>> BEGIN Given entries
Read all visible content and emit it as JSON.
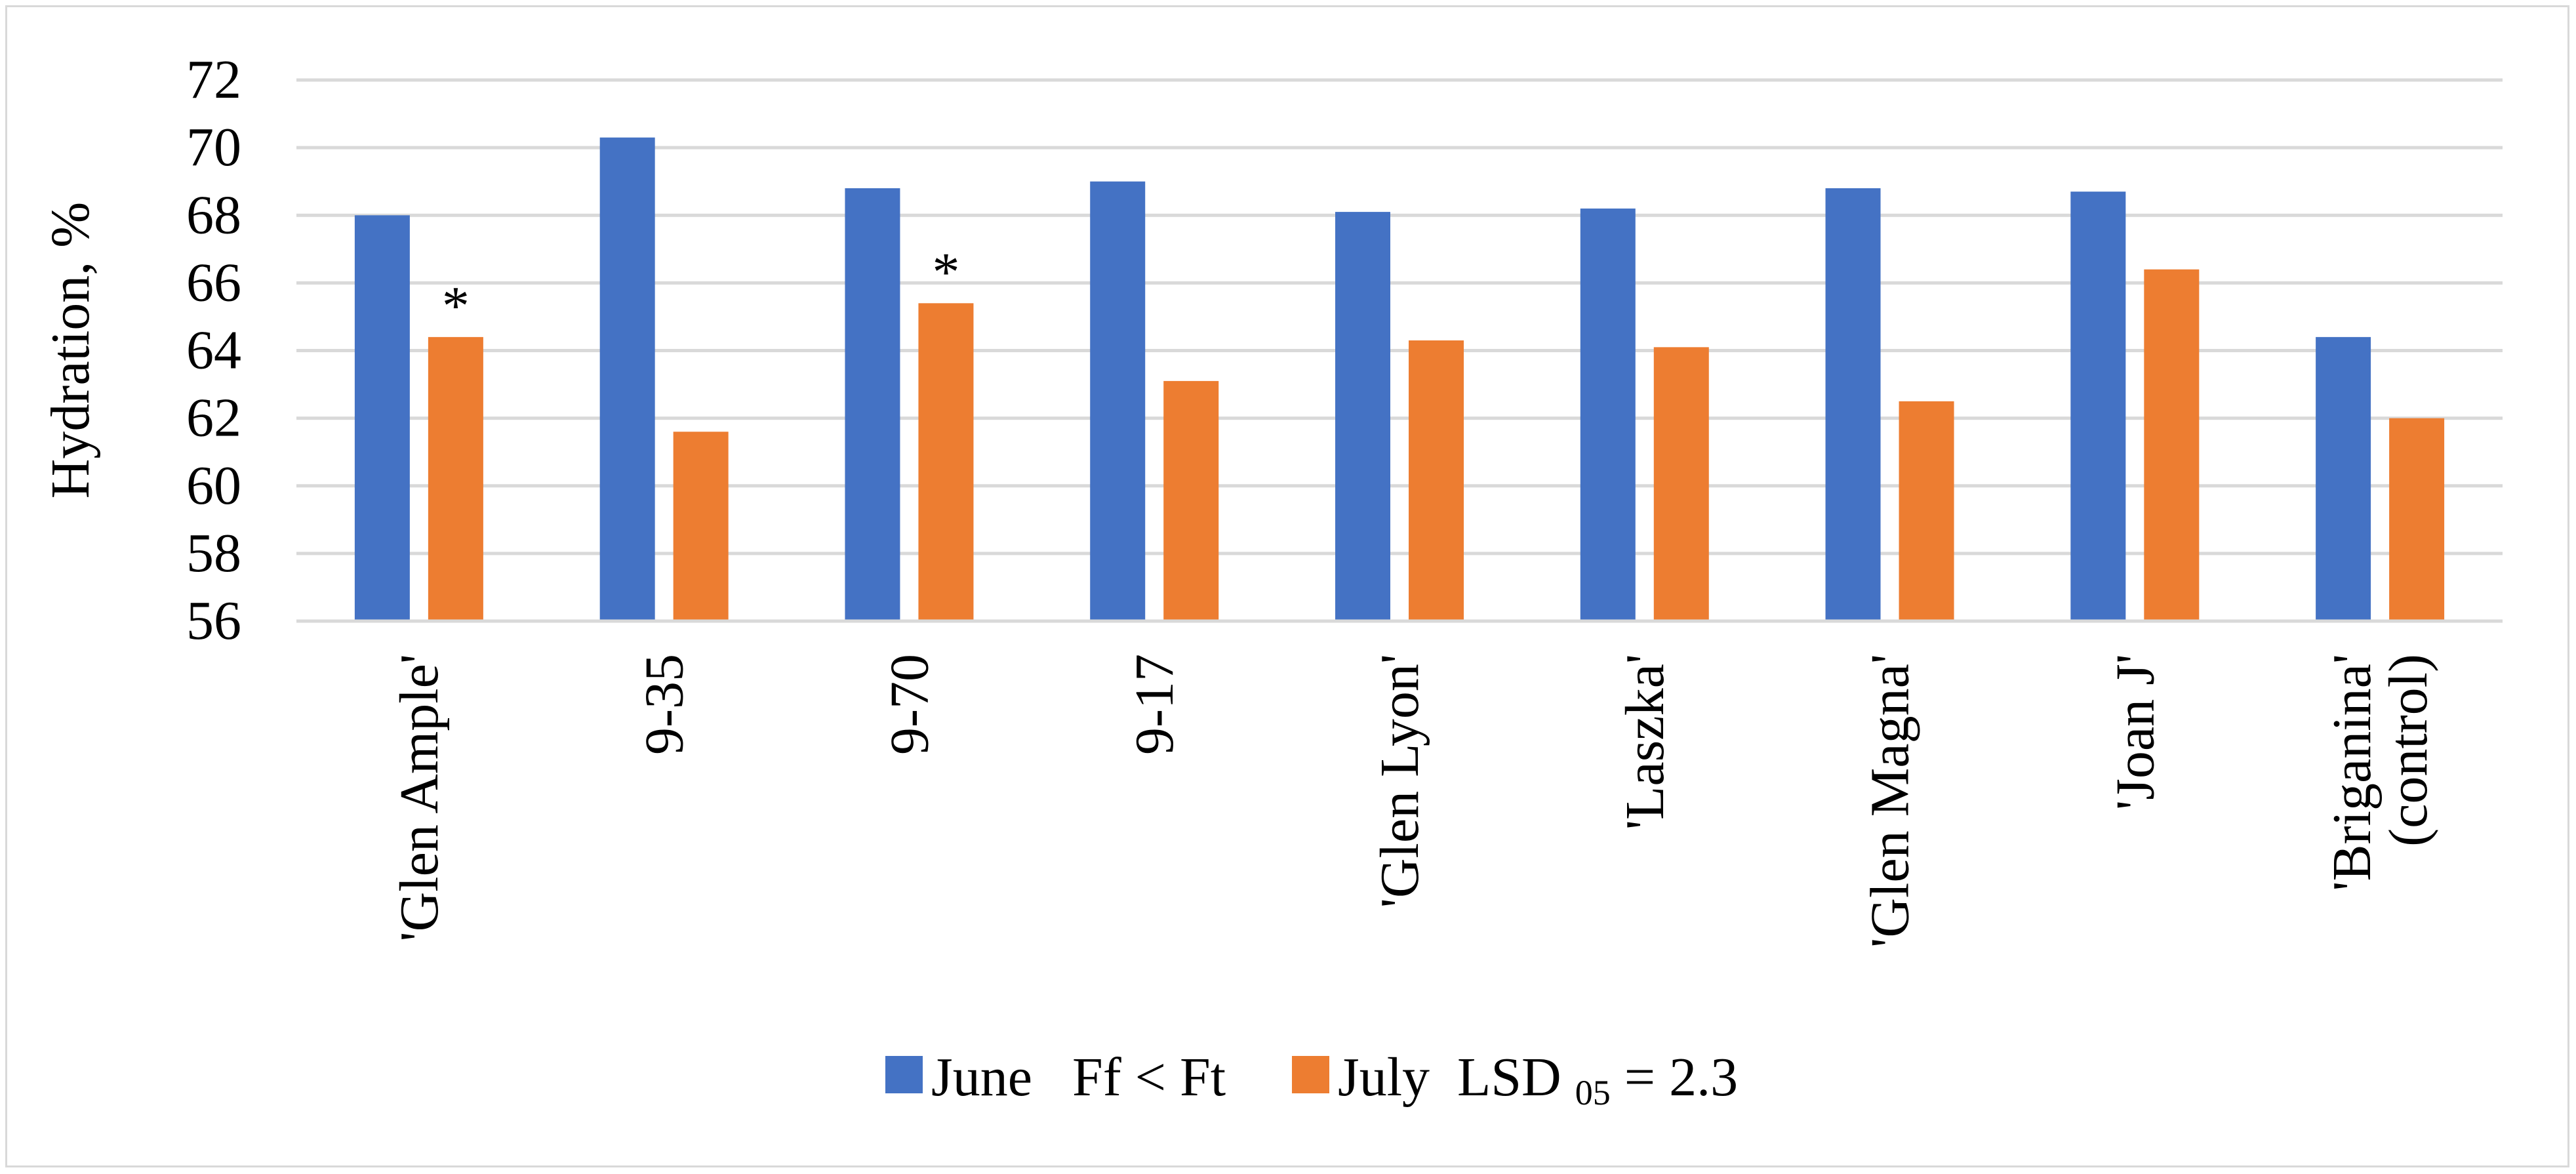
{
  "chart_data": {
    "type": "bar",
    "title": "",
    "ylabel": "Hydration, %",
    "xlabel": "",
    "ylim": [
      56,
      72
    ],
    "yticks": [
      56,
      58,
      60,
      62,
      64,
      66,
      68,
      70,
      72
    ],
    "grid": true,
    "legend_position": "bottom",
    "categories": [
      [
        "'Glen Ample'"
      ],
      [
        "9-35"
      ],
      [
        "9-70"
      ],
      [
        "9-17"
      ],
      [
        "'Glen Lyon'"
      ],
      [
        "'Laszka'"
      ],
      [
        "'Glen Magna'"
      ],
      [
        "'Joan J'"
      ],
      [
        "'Briganina'",
        "(control)"
      ]
    ],
    "series": [
      {
        "name": "June",
        "color": "#4472c4",
        "values": [
          68.0,
          70.3,
          68.8,
          69.0,
          68.1,
          68.2,
          68.8,
          68.7,
          64.4
        ]
      },
      {
        "name": "July",
        "color": "#ed7d31",
        "values": [
          64.4,
          61.6,
          65.4,
          63.1,
          64.3,
          64.1,
          62.5,
          66.4,
          62.0
        ]
      }
    ],
    "annotations": {
      "asterisk": "*",
      "asterisk_on": [
        "July:0",
        "July:2"
      ]
    },
    "legend": {
      "june_label": "June",
      "june_note": "Ff < Ft",
      "july_label": "July",
      "july_note_prefix": "LSD",
      "july_note_sub": "05",
      "july_note_suffix": " = 2.3"
    }
  }
}
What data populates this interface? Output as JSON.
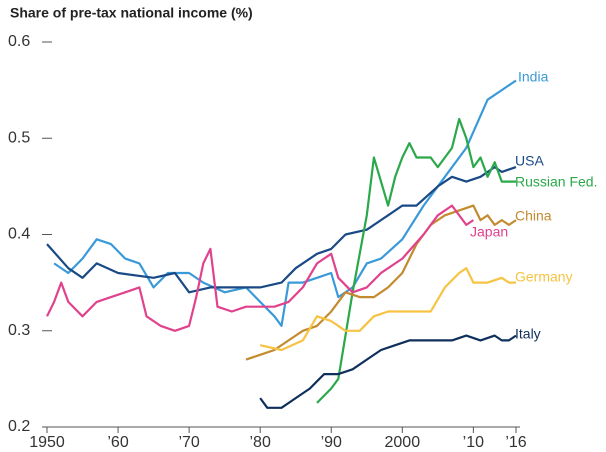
{
  "chart_data": {
    "type": "line",
    "title": "Share of pre-tax national income (%)",
    "xlim": [
      1950,
      2016
    ],
    "xticks": [
      1950,
      {
        "value": 1960,
        "label": "’60"
      },
      {
        "value": 1970,
        "label": "’70"
      },
      {
        "value": 1980,
        "label": "’80"
      },
      {
        "value": 1990,
        "label": "’90"
      },
      2000,
      {
        "value": 2010,
        "label": "’10"
      },
      {
        "value": 2016,
        "label": "’16"
      }
    ],
    "ylim": [
      0.2,
      0.6
    ],
    "yticks": [
      0.2,
      0.3,
      0.4,
      0.5,
      0.6
    ],
    "series": [
      {
        "name": "India",
        "color": "#3a9ad9",
        "x": [
          1951,
          1953,
          1955,
          1957,
          1959,
          1961,
          1963,
          1965,
          1967,
          1970,
          1972,
          1975,
          1978,
          1980,
          1982,
          1983,
          1984,
          1986,
          1988,
          1990,
          1991,
          1993,
          1995,
          1997,
          2000,
          2003,
          2006,
          2009,
          2012,
          2014,
          2016
        ],
        "values": [
          0.37,
          0.36,
          0.375,
          0.395,
          0.39,
          0.375,
          0.37,
          0.345,
          0.36,
          0.36,
          0.35,
          0.34,
          0.345,
          0.33,
          0.315,
          0.305,
          0.35,
          0.35,
          0.355,
          0.36,
          0.335,
          0.345,
          0.37,
          0.375,
          0.395,
          0.43,
          0.46,
          0.49,
          0.54,
          0.55,
          0.56
        ]
      },
      {
        "name": "USA",
        "color": "#1a4a86",
        "x": [
          1950,
          1953,
          1955,
          1957,
          1960,
          1965,
          1968,
          1970,
          1973,
          1975,
          1978,
          1980,
          1983,
          1985,
          1988,
          1990,
          1992,
          1995,
          1998,
          2000,
          2002,
          2005,
          2007,
          2009,
          2011,
          2013,
          2014,
          2016
        ],
        "values": [
          0.39,
          0.365,
          0.355,
          0.37,
          0.36,
          0.355,
          0.36,
          0.34,
          0.345,
          0.345,
          0.345,
          0.345,
          0.35,
          0.365,
          0.38,
          0.385,
          0.4,
          0.405,
          0.42,
          0.43,
          0.43,
          0.45,
          0.46,
          0.455,
          0.46,
          0.47,
          0.465,
          0.47
        ]
      },
      {
        "name": "Russian Fed.",
        "color": "#2aa84a",
        "x": [
          1988,
          1990,
          1991,
          1993,
          1995,
          1996,
          1998,
          1999,
          2000,
          2001,
          2002,
          2004,
          2005,
          2007,
          2008,
          2009,
          2010,
          2011,
          2012,
          2013,
          2014,
          2016
        ],
        "values": [
          0.225,
          0.24,
          0.25,
          0.34,
          0.42,
          0.48,
          0.43,
          0.46,
          0.48,
          0.495,
          0.48,
          0.48,
          0.47,
          0.49,
          0.52,
          0.5,
          0.47,
          0.48,
          0.46,
          0.475,
          0.455,
          0.455
        ]
      },
      {
        "name": "China",
        "color": "#c48a2e",
        "x": [
          1978,
          1980,
          1982,
          1984,
          1986,
          1988,
          1990,
          1992,
          1994,
          1996,
          1998,
          2000,
          2002,
          2004,
          2006,
          2008,
          2010,
          2011,
          2012,
          2013,
          2014,
          2015,
          2016
        ],
        "values": [
          0.27,
          0.275,
          0.28,
          0.29,
          0.3,
          0.305,
          0.32,
          0.34,
          0.335,
          0.335,
          0.345,
          0.36,
          0.39,
          0.41,
          0.42,
          0.425,
          0.43,
          0.415,
          0.42,
          0.41,
          0.415,
          0.41,
          0.415
        ]
      },
      {
        "name": "Japan",
        "color": "#e0428e",
        "x": [
          1950,
          1951,
          1952,
          1953,
          1955,
          1957,
          1959,
          1961,
          1963,
          1964,
          1966,
          1968,
          1970,
          1971,
          1972,
          1973,
          1974,
          1976,
          1978,
          1980,
          1982,
          1984,
          1986,
          1988,
          1990,
          1991,
          1993,
          1995,
          1997,
          2000,
          2003,
          2005,
          2007,
          2009,
          2010
        ],
        "values": [
          0.315,
          0.33,
          0.35,
          0.33,
          0.315,
          0.33,
          0.335,
          0.34,
          0.345,
          0.315,
          0.305,
          0.3,
          0.305,
          0.335,
          0.37,
          0.385,
          0.325,
          0.32,
          0.325,
          0.325,
          0.325,
          0.33,
          0.345,
          0.37,
          0.38,
          0.355,
          0.34,
          0.345,
          0.36,
          0.375,
          0.4,
          0.42,
          0.43,
          0.41,
          0.415
        ]
      },
      {
        "name": "Germany",
        "color": "#f6c342",
        "x": [
          1980,
          1983,
          1986,
          1988,
          1990,
          1992,
          1994,
          1996,
          1998,
          2000,
          2002,
          2004,
          2006,
          2008,
          2009,
          2010,
          2012,
          2014,
          2015,
          2016
        ],
        "values": [
          0.285,
          0.28,
          0.29,
          0.315,
          0.31,
          0.3,
          0.3,
          0.315,
          0.32,
          0.32,
          0.32,
          0.32,
          0.345,
          0.36,
          0.365,
          0.35,
          0.35,
          0.355,
          0.35,
          0.35
        ]
      },
      {
        "name": "Italy",
        "color": "#0f2f5c",
        "x": [
          1980,
          1981,
          1983,
          1985,
          1987,
          1989,
          1991,
          1993,
          1995,
          1997,
          1999,
          2001,
          2003,
          2005,
          2007,
          2009,
          2011,
          2013,
          2014,
          2015,
          2016
        ],
        "values": [
          0.23,
          0.22,
          0.22,
          0.23,
          0.24,
          0.255,
          0.255,
          0.26,
          0.27,
          0.28,
          0.285,
          0.29,
          0.29,
          0.29,
          0.29,
          0.295,
          0.29,
          0.295,
          0.29,
          0.29,
          0.295
        ]
      }
    ]
  }
}
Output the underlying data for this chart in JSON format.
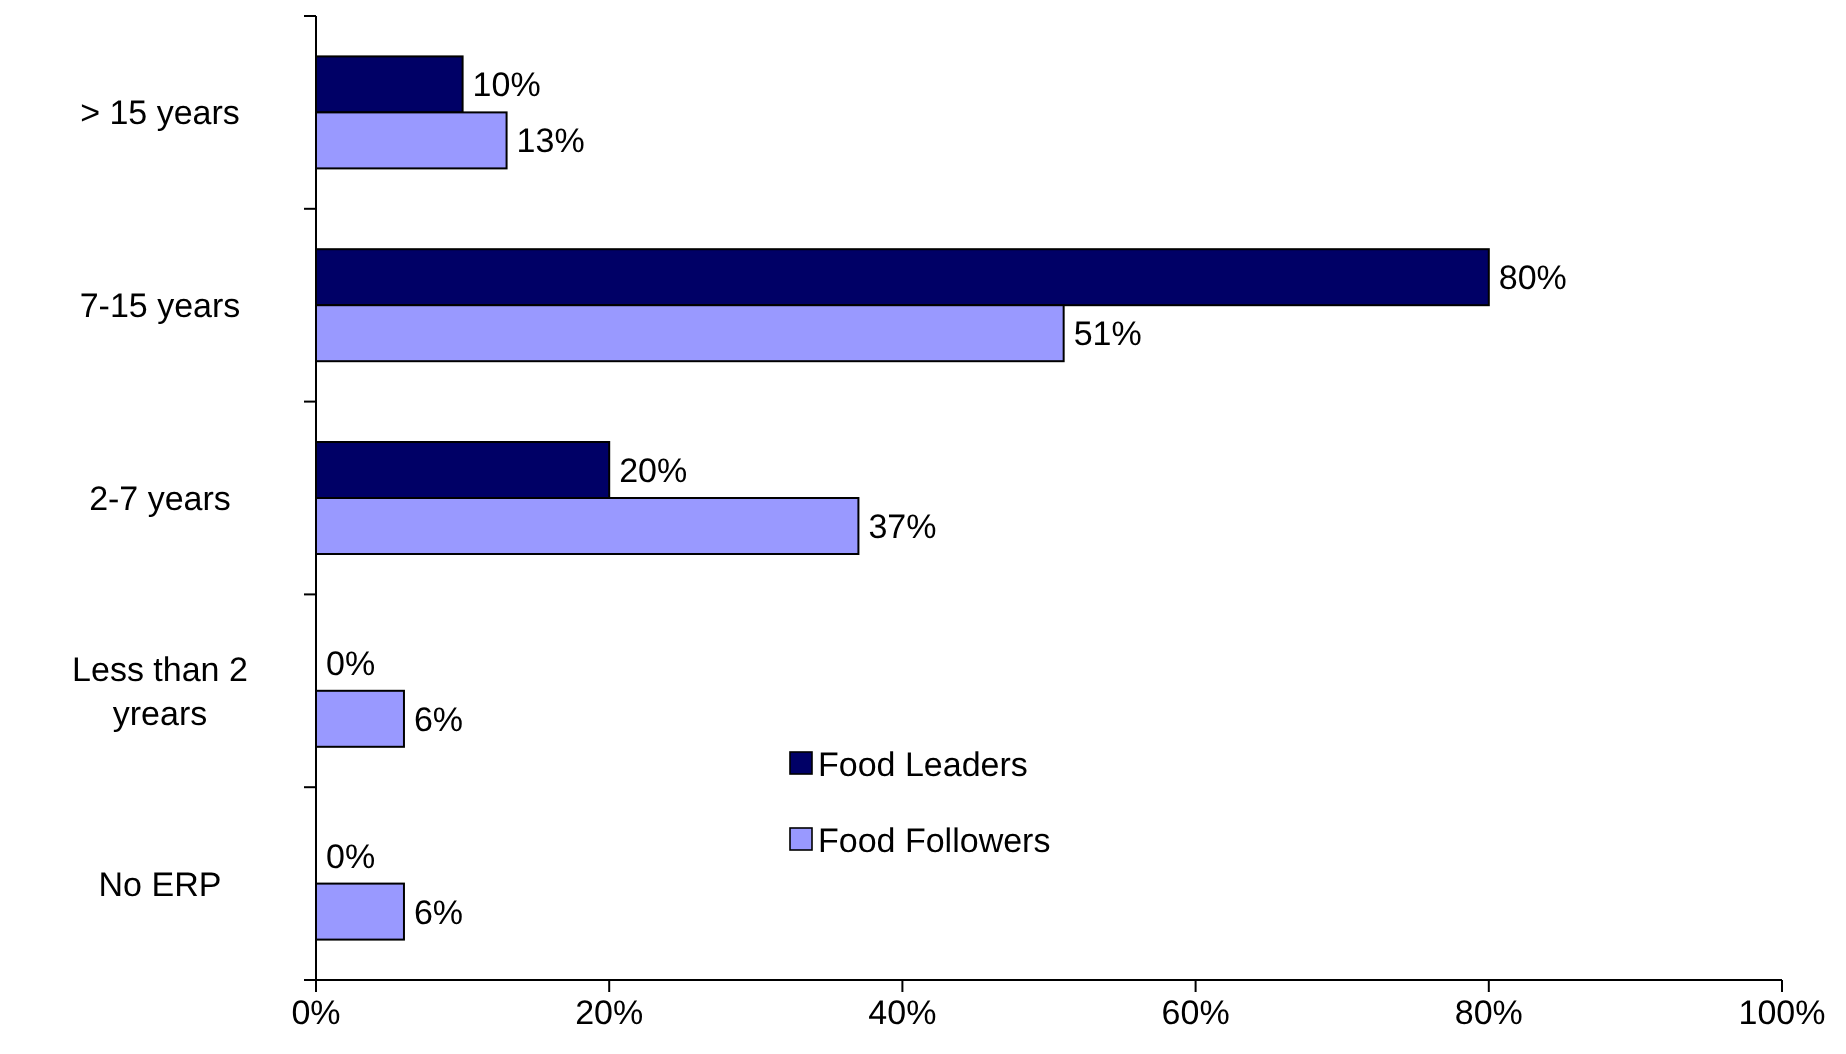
{
  "chart_data": {
    "type": "bar",
    "orientation": "horizontal",
    "categories": [
      "> 15 years",
      "7-15 years",
      "2-7 years",
      "Less than 2 yrears",
      "No ERP"
    ],
    "series": [
      {
        "name": "Food Leaders",
        "color": "#000066",
        "values": [
          10,
          80,
          20,
          0,
          0
        ],
        "value_labels": [
          "10%",
          "80%",
          "20%",
          "0%",
          "0%"
        ]
      },
      {
        "name": "Food Followers",
        "color": "#9999ff",
        "values": [
          13,
          51,
          37,
          6,
          6
        ],
        "value_labels": [
          "13%",
          "51%",
          "37%",
          "6%",
          "6%"
        ]
      }
    ],
    "xlim": [
      0,
      100
    ],
    "xticks": [
      {
        "value": 0,
        "label": "0%"
      },
      {
        "value": 20,
        "label": "20%"
      },
      {
        "value": 40,
        "label": "40%"
      },
      {
        "value": 60,
        "label": "60%"
      },
      {
        "value": 80,
        "label": "80%"
      },
      {
        "value": 100,
        "label": "100%"
      }
    ],
    "grid": false,
    "legend": "bottom"
  }
}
>> END Given entries
Copy each line of the listing in which the word "this" can be found.

● **Exercise output**:
What data populates this interface? Output as JSON.
Output the underlying data for this chart in JSON format.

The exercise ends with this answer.